Instructions for the task: Transcribe all of the records word for word, but omit the pictures.
---------- Entries supplied
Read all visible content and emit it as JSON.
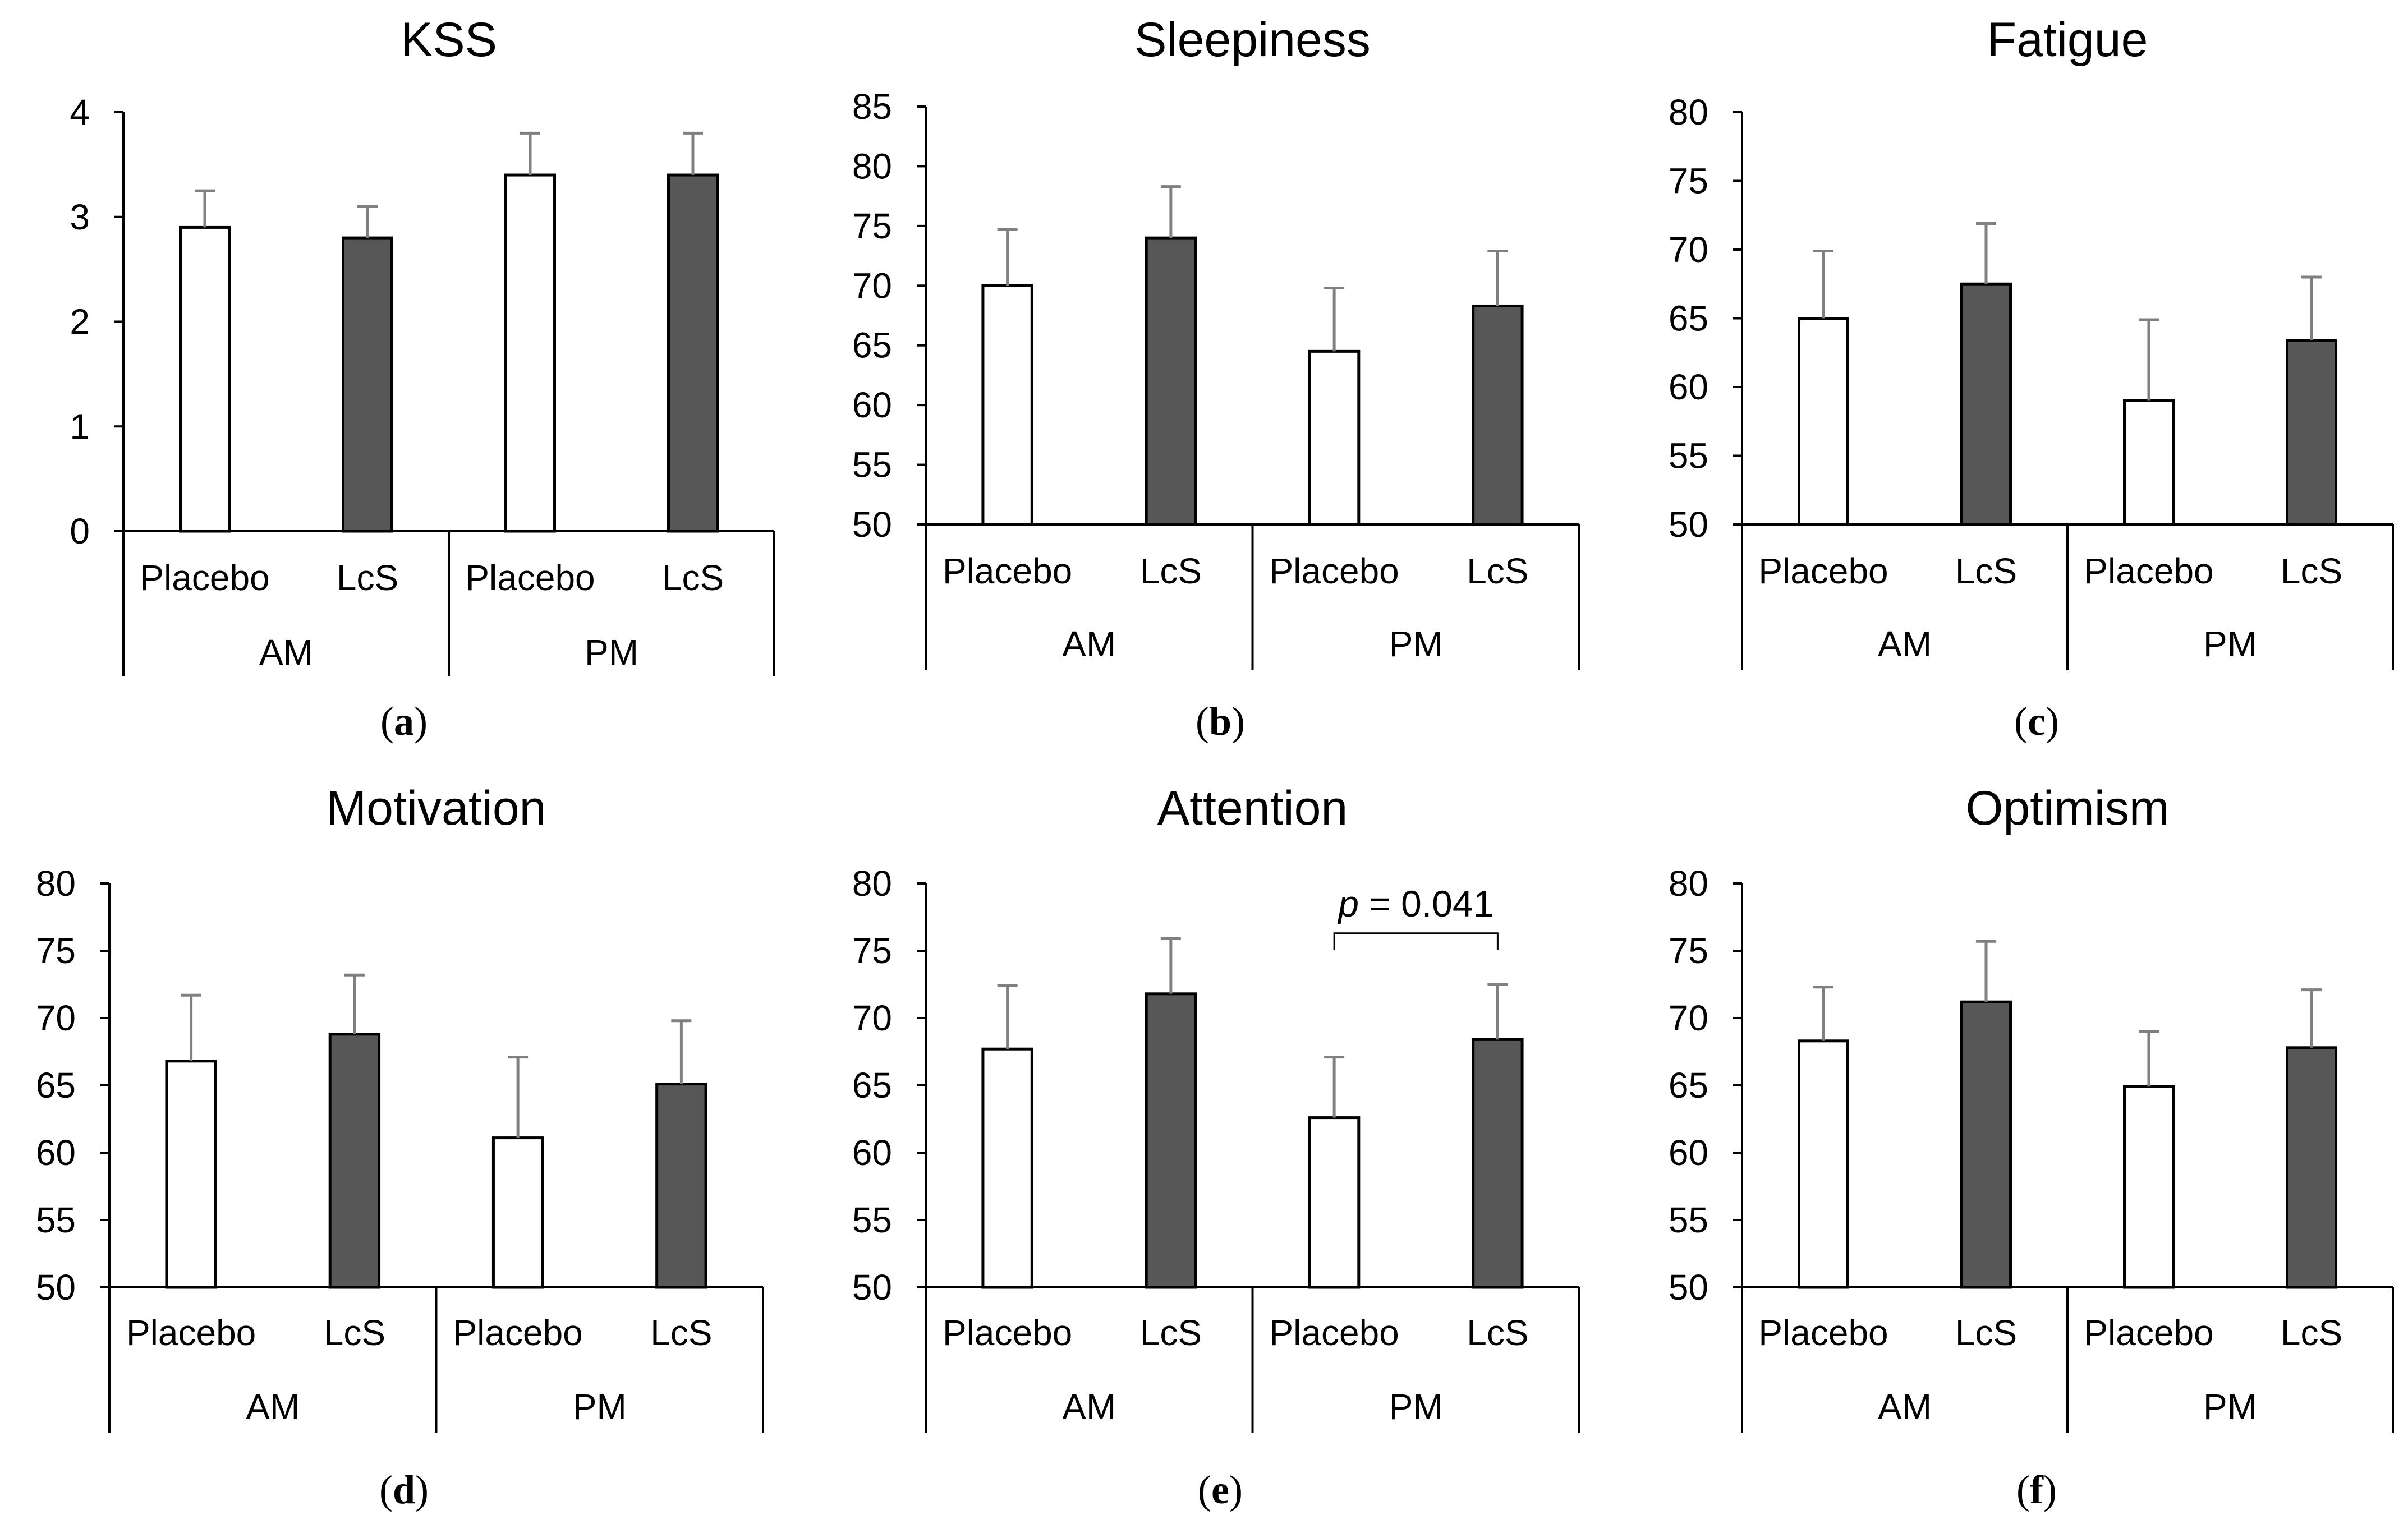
{
  "figure": {
    "colors": {
      "placebo": "#ffffff",
      "lcs": "#575757",
      "axis": "#000000",
      "error": "#808080"
    }
  },
  "chart_data": [
    {
      "type": "bar",
      "title": "KSS",
      "caption": "(a)",
      "caption_letter": "a",
      "groups": [
        "AM",
        "PM"
      ],
      "categories": [
        "Placebo",
        "LcS",
        "Placebo",
        "LcS"
      ],
      "values": [
        2.9,
        2.8,
        3.4,
        3.4
      ],
      "errors": [
        0.35,
        0.3,
        0.4,
        0.4
      ],
      "ylim": [
        0,
        4
      ],
      "yticks": [
        0,
        1,
        2,
        3,
        4
      ]
    },
    {
      "type": "bar",
      "title": "Sleepiness",
      "caption": "(b)",
      "caption_letter": "b",
      "groups": [
        "AM",
        "PM"
      ],
      "categories": [
        "Placebo",
        "LcS",
        "Placebo",
        "LcS"
      ],
      "values": [
        70,
        74,
        64.5,
        68.3
      ],
      "errors": [
        4.7,
        4.3,
        5.3,
        4.6
      ],
      "ylim": [
        50,
        85
      ],
      "yticks": [
        50,
        55,
        60,
        65,
        70,
        75,
        80,
        85
      ]
    },
    {
      "type": "bar",
      "title": "Fatigue",
      "caption": "(c)",
      "caption_letter": "c",
      "groups": [
        "AM",
        "PM"
      ],
      "categories": [
        "Placebo",
        "LcS",
        "Placebo",
        "LcS"
      ],
      "values": [
        65,
        67.5,
        59,
        63.4
      ],
      "errors": [
        4.9,
        4.4,
        5.9,
        4.6
      ],
      "ylim": [
        50,
        80
      ],
      "yticks": [
        50,
        55,
        60,
        65,
        70,
        75,
        80
      ]
    },
    {
      "type": "bar",
      "title": "Motivation",
      "caption": "(d)",
      "caption_letter": "d",
      "groups": [
        "AM",
        "PM"
      ],
      "categories": [
        "Placebo",
        "LcS",
        "Placebo",
        "LcS"
      ],
      "values": [
        66.8,
        68.8,
        61.1,
        65.1
      ],
      "errors": [
        4.9,
        4.4,
        6.0,
        4.7
      ],
      "ylim": [
        50,
        80
      ],
      "yticks": [
        50,
        55,
        60,
        65,
        70,
        75,
        80
      ]
    },
    {
      "type": "bar",
      "title": "Attention",
      "caption": "(e)",
      "caption_letter": "e",
      "groups": [
        "AM",
        "PM"
      ],
      "categories": [
        "Placebo",
        "LcS",
        "Placebo",
        "LcS"
      ],
      "values": [
        67.7,
        71.8,
        62.6,
        68.4
      ],
      "errors": [
        4.7,
        4.1,
        4.5,
        4.1
      ],
      "ylim": [
        50,
        80
      ],
      "yticks": [
        50,
        55,
        60,
        65,
        70,
        75,
        80
      ],
      "annotation": {
        "prefix": "p",
        "text": " = 0.041",
        "from_bar": 2,
        "to_bar": 3,
        "at_value": 76.3
      }
    },
    {
      "type": "bar",
      "title": "Optimism",
      "caption": "(f)",
      "caption_letter": "f",
      "groups": [
        "AM",
        "PM"
      ],
      "categories": [
        "Placebo",
        "LcS",
        "Placebo",
        "LcS"
      ],
      "values": [
        68.3,
        71.2,
        64.9,
        67.8
      ],
      "errors": [
        4.0,
        4.5,
        4.1,
        4.3
      ],
      "ylim": [
        50,
        80
      ],
      "yticks": [
        50,
        55,
        60,
        65,
        70,
        75,
        80
      ]
    }
  ]
}
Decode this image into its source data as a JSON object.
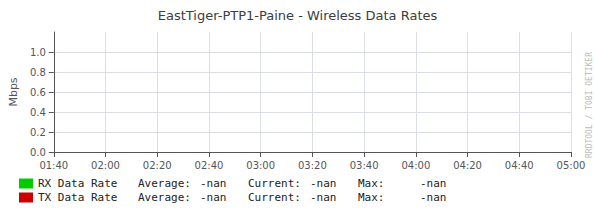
{
  "chart_data": {
    "type": "line",
    "title": "EastTiger-PTP1-Paine - Wireless Data Rates",
    "ylabel": "Mbps",
    "categories": [
      "01:40",
      "02:00",
      "02:20",
      "02:40",
      "03:00",
      "03:20",
      "03:40",
      "04:00",
      "04:20",
      "04:40",
      "05:00"
    ],
    "series": [
      {
        "name": "RX Data Rate",
        "color": "#00cc00",
        "values": [
          null,
          null,
          null,
          null,
          null,
          null,
          null,
          null,
          null,
          null,
          null
        ],
        "stats": [
          "-nan",
          "-nan",
          "-nan"
        ]
      },
      {
        "name": "TX Data Rate",
        "color": "#cc0000",
        "values": [
          null,
          null,
          null,
          null,
          null,
          null,
          null,
          null,
          null,
          null,
          null
        ],
        "stats": [
          "-nan",
          "-nan",
          "-nan"
        ]
      }
    ],
    "stat_labels": [
      "Average:",
      "Current:",
      "Max:"
    ],
    "annotations": [
      "RRDTOOL / TOBI OETIKER"
    ],
    "ylim": [
      0.0,
      1.2
    ],
    "yticks": [
      {
        "value": 0,
        "label": "0.0"
      },
      0.2,
      0.4,
      0.6,
      0.8,
      {
        "value": 1,
        "label": "1.0"
      }
    ],
    "grid": true
  }
}
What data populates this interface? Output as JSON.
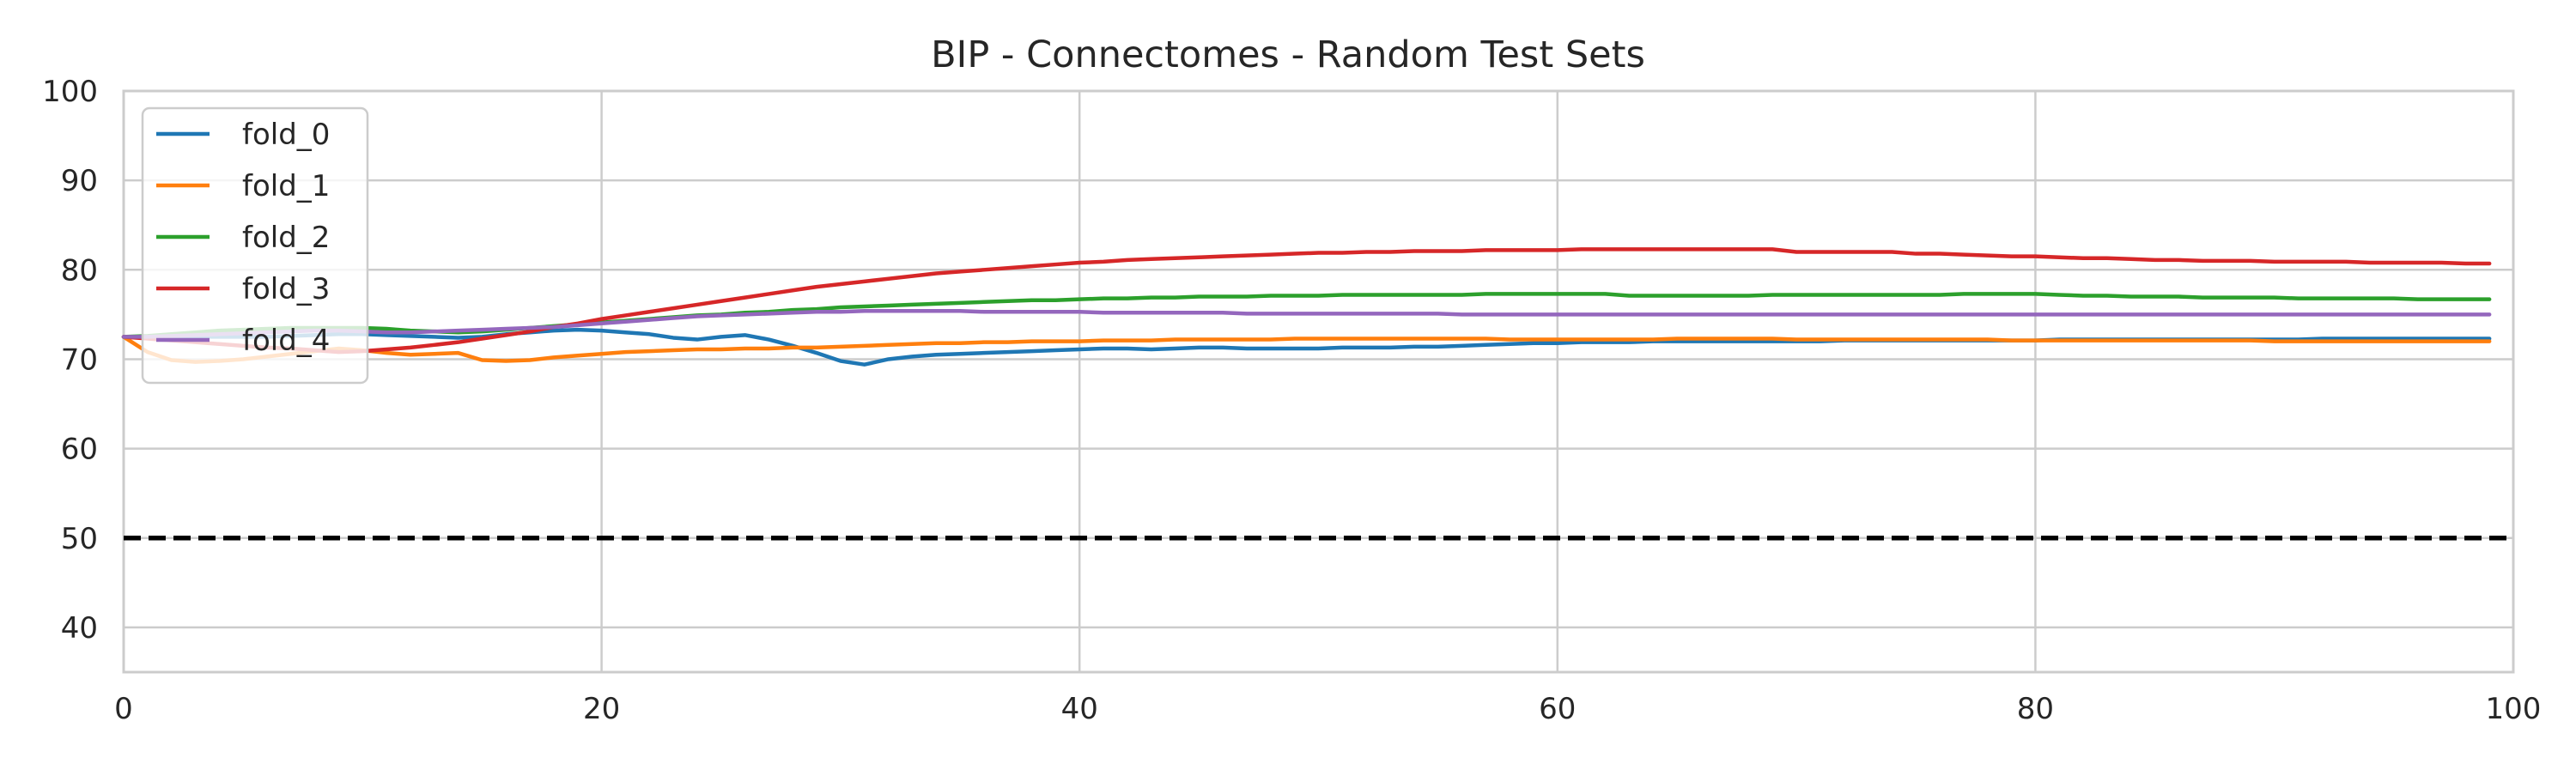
--------------------
Final result:
Read all visible content and emit it as JSON.
{
  "figure": {
    "colors": {
      "placebo": "#ffffff",
      "lcs": "#575757",
      "axis": "#000000",
      "error": "#808080"
    }
  },
  "chart_data": [
    {
      "type": "bar",
      "title": "KSS",
      "caption": "(a)",
      "caption_letter": "a",
      "groups": [
        "AM",
        "PM"
      ],
      "categories": [
        "Placebo",
        "LcS",
        "Placebo",
        "LcS"
      ],
      "values": [
        2.9,
        2.8,
        3.4,
        3.4
      ],
      "errors": [
        0.35,
        0.3,
        0.4,
        0.4
      ],
      "ylim": [
        0,
        4
      ],
      "yticks": [
        0,
        1,
        2,
        3,
        4
      ]
    },
    {
      "type": "bar",
      "title": "Sleepiness",
      "caption": "(b)",
      "caption_letter": "b",
      "groups": [
        "AM",
        "PM"
      ],
      "categories": [
        "Placebo",
        "LcS",
        "Placebo",
        "LcS"
      ],
      "values": [
        70,
        74,
        64.5,
        68.3
      ],
      "errors": [
        4.7,
        4.3,
        5.3,
        4.6
      ],
      "ylim": [
        50,
        85
      ],
      "yticks": [
        50,
        55,
        60,
        65,
        70,
        75,
        80,
        85
      ]
    },
    {
      "type": "bar",
      "title": "Fatigue",
      "caption": "(c)",
      "caption_letter": "c",
      "groups": [
        "AM",
        "PM"
      ],
      "categories": [
        "Placebo",
        "LcS",
        "Placebo",
        "LcS"
      ],
      "values": [
        65,
        67.5,
        59,
        63.4
      ],
      "errors": [
        4.9,
        4.4,
        5.9,
        4.6
      ],
      "ylim": [
        50,
        80
      ],
      "yticks": [
        50,
        55,
        60,
        65,
        70,
        75,
        80
      ]
    },
    {
      "type": "bar",
      "title": "Motivation",
      "caption": "(d)",
      "caption_letter": "d",
      "groups": [
        "AM",
        "PM"
      ],
      "categories": [
        "Placebo",
        "LcS",
        "Placebo",
        "LcS"
      ],
      "values": [
        66.8,
        68.8,
        61.1,
        65.1
      ],
      "errors": [
        4.9,
        4.4,
        6.0,
        4.7
      ],
      "ylim": [
        50,
        80
      ],
      "yticks": [
        50,
        55,
        60,
        65,
        70,
        75,
        80
      ]
    },
    {
      "type": "bar",
      "title": "Attention",
      "caption": "(e)",
      "caption_letter": "e",
      "groups": [
        "AM",
        "PM"
      ],
      "categories": [
        "Placebo",
        "LcS",
        "Placebo",
        "LcS"
      ],
      "values": [
        67.7,
        71.8,
        62.6,
        68.4
      ],
      "errors": [
        4.7,
        4.1,
        4.5,
        4.1
      ],
      "ylim": [
        50,
        80
      ],
      "yticks": [
        50,
        55,
        60,
        65,
        70,
        75,
        80
      ],
      "annotation": {
        "prefix": "p",
        "text": " = 0.041",
        "from_bar": 2,
        "to_bar": 3,
        "at_value": 76.3
      }
    },
    {
      "type": "bar",
      "title": "Optimism",
      "caption": "(f)",
      "caption_letter": "f",
      "groups": [
        "AM",
        "PM"
      ],
      "categories": [
        "Placebo",
        "LcS",
        "Placebo",
        "LcS"
      ],
      "values": [
        68.3,
        71.2,
        64.9,
        67.8
      ],
      "errors": [
        4.0,
        4.5,
        4.1,
        4.3
      ],
      "ylim": [
        50,
        80
      ],
      "yticks": [
        50,
        55,
        60,
        65,
        70,
        75,
        80
      ]
    }
  ]
}
Decode this image into its source data as a JSON object.
{
  "chart_data": {
    "type": "line",
    "title": "EastTiger-PTP1-Paine - Wireless Data Rates",
    "ylabel": "Mbps",
    "categories": [
      "01:40",
      "02:00",
      "02:20",
      "02:40",
      "03:00",
      "03:20",
      "03:40",
      "04:00",
      "04:20",
      "04:40",
      "05:00"
    ],
    "series": [
      {
        "name": "RX Data Rate",
        "color": "#00cc00",
        "values": [
          null,
          null,
          null,
          null,
          null,
          null,
          null,
          null,
          null,
          null,
          null
        ],
        "stats": [
          "-nan",
          "-nan",
          "-nan"
        ]
      },
      {
        "name": "TX Data Rate",
        "color": "#cc0000",
        "values": [
          null,
          null,
          null,
          null,
          null,
          null,
          null,
          null,
          null,
          null,
          null
        ],
        "stats": [
          "-nan",
          "-nan",
          "-nan"
        ]
      }
    ],
    "stat_labels": [
      "Average:",
      "Current:",
      "Max:"
    ],
    "annotations": [
      "RRDTOOL / TOBI OETIKER"
    ],
    "ylim": [
      0.0,
      1.2
    ],
    "yticks": [
      {
        "value": 0,
        "label": "0.0"
      },
      0.2,
      0.4,
      0.6,
      0.8,
      {
        "value": 1,
        "label": "1.0"
      }
    ],
    "grid": true
  }
}
What data populates this interface? Output as JSON.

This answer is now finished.